• STATED EXERCISE: Copy each line of the records that contains the word "культуры".
--- BEGIN RECORDS SUPPLIED ---
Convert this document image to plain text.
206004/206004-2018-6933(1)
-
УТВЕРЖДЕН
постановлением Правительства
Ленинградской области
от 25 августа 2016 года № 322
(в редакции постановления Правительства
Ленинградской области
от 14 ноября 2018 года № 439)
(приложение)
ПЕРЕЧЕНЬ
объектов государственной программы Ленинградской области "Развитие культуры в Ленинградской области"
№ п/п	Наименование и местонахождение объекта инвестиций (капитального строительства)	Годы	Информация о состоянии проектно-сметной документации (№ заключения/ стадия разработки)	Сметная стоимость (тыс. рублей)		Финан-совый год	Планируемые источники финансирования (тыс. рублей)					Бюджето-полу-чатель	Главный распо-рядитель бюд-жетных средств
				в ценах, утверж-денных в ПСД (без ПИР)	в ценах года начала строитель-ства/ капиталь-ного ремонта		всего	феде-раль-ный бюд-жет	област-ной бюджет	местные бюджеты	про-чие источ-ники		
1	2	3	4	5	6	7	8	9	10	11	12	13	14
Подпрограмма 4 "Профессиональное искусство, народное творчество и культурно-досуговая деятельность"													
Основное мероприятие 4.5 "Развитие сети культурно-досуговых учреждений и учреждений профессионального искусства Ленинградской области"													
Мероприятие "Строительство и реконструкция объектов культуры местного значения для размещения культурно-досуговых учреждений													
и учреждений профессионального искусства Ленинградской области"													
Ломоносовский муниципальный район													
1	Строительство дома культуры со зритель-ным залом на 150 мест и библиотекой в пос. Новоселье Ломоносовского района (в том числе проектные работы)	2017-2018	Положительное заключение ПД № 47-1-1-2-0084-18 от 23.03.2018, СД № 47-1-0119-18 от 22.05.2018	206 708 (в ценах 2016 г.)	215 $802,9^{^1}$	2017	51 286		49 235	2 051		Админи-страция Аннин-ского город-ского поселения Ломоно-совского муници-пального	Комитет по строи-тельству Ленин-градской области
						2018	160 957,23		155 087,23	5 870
--- END RECORDS SUPPLIED ---
• FULL OUTPUT:
объектов государственной программы Ленинградской области "Развитие культуры в Ленинградской области"
Мероприятие "Строительство и реконструкция объектов культуры местного значения для размещения культурно-досуговых учреждений													
1	Строительство дома культуры со зритель-ным залом на 150 мест и библиотекой в пос. Новоселье Ломоносовского района (в том числе проектные работы)	2017-2018	Положительное заключение ПД № 47-1-1-2-0084-18 от 23.03.2018, СД № 47-1-0119-18 от 22.05.2018	206 708 (в ценах 2016 г.)	215 $802,9^{^1}$	2017	51 286		49 235	2 051		Админи-страция Аннин-ского город-ского поселения Ломоно-совского муници-пального	Комитет по строи-тельству Ленин-градской области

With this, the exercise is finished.